WHAT THE TASK ASKS »
Every entry needs to be printed exactly, please.

______________________________

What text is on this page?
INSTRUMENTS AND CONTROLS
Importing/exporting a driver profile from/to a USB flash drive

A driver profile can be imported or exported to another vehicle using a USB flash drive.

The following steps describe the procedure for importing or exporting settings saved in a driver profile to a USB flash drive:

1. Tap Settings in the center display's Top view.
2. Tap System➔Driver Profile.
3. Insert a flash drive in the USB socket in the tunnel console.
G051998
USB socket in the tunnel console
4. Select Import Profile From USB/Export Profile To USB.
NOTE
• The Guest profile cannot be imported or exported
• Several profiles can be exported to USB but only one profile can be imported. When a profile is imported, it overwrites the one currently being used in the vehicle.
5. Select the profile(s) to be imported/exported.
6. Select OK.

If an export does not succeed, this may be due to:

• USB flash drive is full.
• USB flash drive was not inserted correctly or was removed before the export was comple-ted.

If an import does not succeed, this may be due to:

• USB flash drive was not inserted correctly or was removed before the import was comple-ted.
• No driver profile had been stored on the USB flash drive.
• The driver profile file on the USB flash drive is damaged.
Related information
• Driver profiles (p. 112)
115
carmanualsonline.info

______________________________

RESULT »
What text is on this page?
INSTRUMENTS AND CONTROLS
Importing/exporting a driver profile from/to a USB flash drive

A driver profile can be imported or exported to another vehicle using a USB flash drive.

The following steps describe the procedure for importing or exporting settings saved in a driver profile to a USB flash drive:

1. Tap Settings in the center display's Top view.
2. Tap System➔Driver Profile.
3. Insert a flash drive in the USB socket in the tunnel console.
G051998
USB socket in the tunnel console
4. Select Import Profile From USB/Export Profile To USB.
NOTE
• The Guest profile cannot be imported or exported
• Several profiles can be exported to USB but only one profile can be imported. When a profile is imported, it overwrites the one currently being used in the vehicle.
5. Select the profile(s) to be imported/exported.
6. Select OK.

If an export does not succeed, this may be due to:

• USB flash drive is full.
• USB flash drive was not inserted correctly or was removed before the export was comple-ted.

If an import does not succeed, this may be due to:

• USB flash drive was not inserted correctly or was removed before the import was comple-ted.
• No driver profile had been stored on the USB flash drive.
• The driver profile file on the USB flash drive is damaged.
Related information
• Driver profiles (p. 112)
115
carmanualsonline.info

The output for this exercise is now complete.